What is needed: Your answer is a single number: how many lines hold the word "Ayarları"?
----------
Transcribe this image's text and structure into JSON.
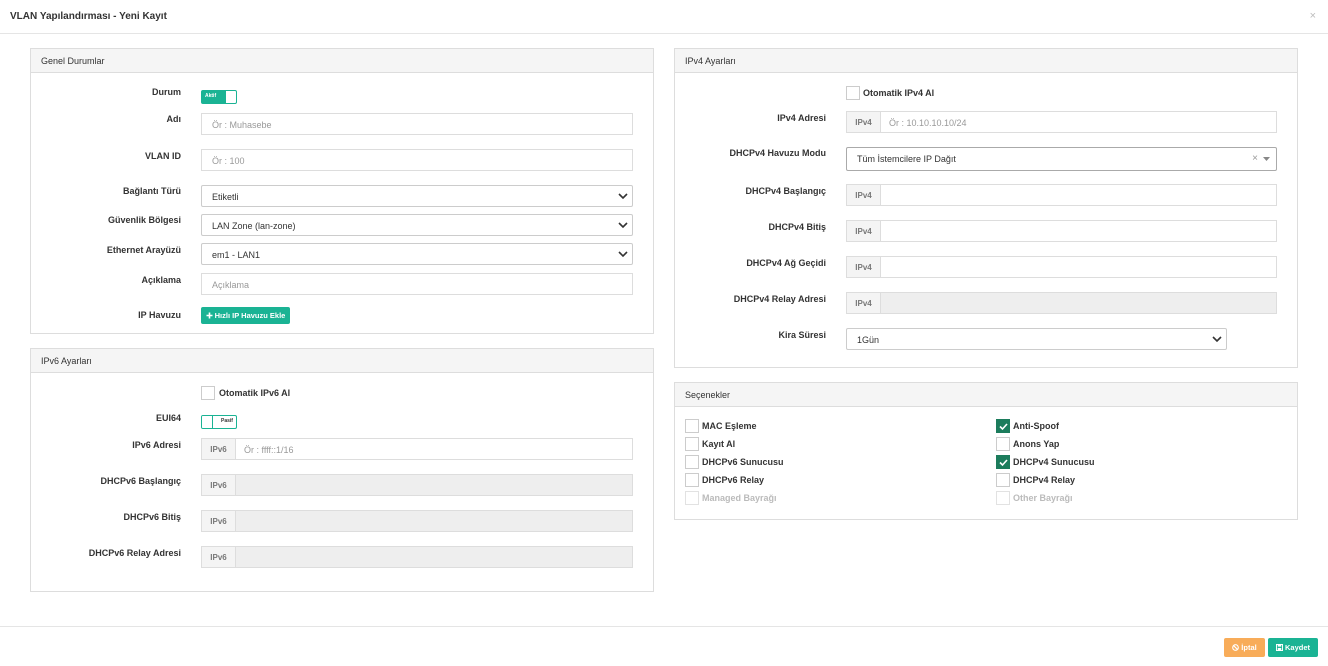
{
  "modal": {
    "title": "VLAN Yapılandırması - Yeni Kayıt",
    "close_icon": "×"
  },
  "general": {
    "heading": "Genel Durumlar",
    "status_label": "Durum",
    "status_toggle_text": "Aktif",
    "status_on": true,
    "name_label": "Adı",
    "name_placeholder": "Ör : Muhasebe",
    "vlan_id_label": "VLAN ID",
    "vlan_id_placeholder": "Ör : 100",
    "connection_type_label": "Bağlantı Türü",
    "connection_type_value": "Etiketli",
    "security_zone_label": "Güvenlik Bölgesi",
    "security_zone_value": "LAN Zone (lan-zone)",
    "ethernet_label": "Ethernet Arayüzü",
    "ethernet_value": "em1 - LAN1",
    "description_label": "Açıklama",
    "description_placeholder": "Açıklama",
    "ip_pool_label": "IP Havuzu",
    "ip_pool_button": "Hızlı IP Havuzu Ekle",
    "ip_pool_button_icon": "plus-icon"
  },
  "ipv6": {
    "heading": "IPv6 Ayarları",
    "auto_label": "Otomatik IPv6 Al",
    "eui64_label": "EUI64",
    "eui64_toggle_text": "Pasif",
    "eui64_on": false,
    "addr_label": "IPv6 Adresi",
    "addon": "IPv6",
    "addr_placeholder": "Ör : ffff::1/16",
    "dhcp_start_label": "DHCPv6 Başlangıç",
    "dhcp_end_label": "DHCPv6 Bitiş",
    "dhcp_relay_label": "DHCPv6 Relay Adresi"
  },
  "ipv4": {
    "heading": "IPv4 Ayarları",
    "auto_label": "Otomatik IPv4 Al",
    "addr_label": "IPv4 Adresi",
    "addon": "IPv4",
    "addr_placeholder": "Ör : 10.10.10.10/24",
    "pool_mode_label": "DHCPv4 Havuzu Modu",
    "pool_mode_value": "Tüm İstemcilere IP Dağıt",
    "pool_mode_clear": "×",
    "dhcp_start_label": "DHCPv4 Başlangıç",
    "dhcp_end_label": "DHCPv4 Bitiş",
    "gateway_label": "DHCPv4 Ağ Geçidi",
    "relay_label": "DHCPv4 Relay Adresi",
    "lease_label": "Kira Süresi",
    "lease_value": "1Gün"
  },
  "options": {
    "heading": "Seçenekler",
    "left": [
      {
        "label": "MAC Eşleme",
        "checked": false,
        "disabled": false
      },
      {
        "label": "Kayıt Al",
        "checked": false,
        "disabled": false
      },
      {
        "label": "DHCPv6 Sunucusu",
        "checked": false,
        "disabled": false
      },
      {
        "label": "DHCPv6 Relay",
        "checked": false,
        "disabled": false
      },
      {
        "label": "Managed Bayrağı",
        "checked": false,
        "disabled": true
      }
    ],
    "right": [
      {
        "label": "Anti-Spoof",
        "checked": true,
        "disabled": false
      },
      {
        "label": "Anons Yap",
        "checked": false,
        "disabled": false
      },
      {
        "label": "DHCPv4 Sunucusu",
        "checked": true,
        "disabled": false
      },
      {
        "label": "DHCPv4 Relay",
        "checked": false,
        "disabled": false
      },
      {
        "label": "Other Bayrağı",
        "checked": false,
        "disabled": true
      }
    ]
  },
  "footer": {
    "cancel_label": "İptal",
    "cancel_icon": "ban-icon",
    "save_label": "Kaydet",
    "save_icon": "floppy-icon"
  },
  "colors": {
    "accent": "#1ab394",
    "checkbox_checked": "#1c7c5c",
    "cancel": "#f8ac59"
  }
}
----------
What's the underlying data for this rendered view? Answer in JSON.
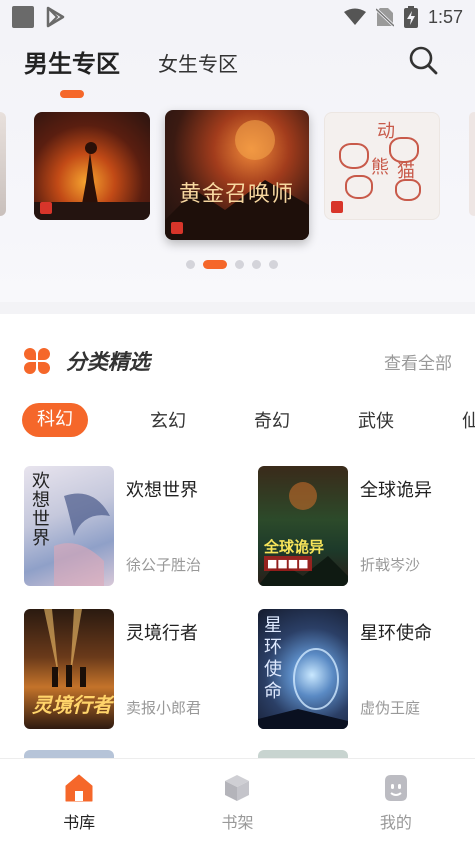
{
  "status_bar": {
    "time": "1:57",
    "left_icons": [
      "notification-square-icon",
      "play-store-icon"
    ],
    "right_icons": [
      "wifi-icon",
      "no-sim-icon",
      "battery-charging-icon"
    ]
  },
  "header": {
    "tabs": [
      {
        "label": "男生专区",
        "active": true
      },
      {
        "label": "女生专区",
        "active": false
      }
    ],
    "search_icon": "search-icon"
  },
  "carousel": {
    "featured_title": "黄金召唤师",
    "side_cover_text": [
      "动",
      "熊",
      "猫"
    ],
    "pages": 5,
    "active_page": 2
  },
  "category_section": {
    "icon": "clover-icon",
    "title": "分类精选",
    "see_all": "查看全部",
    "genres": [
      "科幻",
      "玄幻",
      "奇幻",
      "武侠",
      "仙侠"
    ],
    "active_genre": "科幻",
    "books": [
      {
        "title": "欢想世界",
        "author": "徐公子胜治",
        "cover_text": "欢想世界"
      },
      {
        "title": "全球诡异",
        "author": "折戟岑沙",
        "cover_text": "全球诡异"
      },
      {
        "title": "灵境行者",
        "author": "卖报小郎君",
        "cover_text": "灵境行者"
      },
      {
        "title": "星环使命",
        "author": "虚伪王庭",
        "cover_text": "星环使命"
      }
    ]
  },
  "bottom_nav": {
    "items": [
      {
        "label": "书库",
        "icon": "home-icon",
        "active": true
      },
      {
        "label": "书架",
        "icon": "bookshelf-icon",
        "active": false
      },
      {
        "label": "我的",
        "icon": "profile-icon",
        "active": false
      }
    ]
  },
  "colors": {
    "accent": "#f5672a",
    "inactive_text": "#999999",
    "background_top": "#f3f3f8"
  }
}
----------
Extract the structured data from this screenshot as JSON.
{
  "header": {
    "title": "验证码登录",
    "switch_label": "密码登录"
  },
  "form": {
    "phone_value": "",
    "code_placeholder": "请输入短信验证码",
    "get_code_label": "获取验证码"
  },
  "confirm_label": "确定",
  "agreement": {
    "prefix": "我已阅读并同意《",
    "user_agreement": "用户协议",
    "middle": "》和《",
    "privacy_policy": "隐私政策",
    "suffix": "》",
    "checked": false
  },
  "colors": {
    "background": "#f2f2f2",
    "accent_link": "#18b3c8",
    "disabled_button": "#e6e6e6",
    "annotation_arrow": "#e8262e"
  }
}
----------
Solution for this task: 2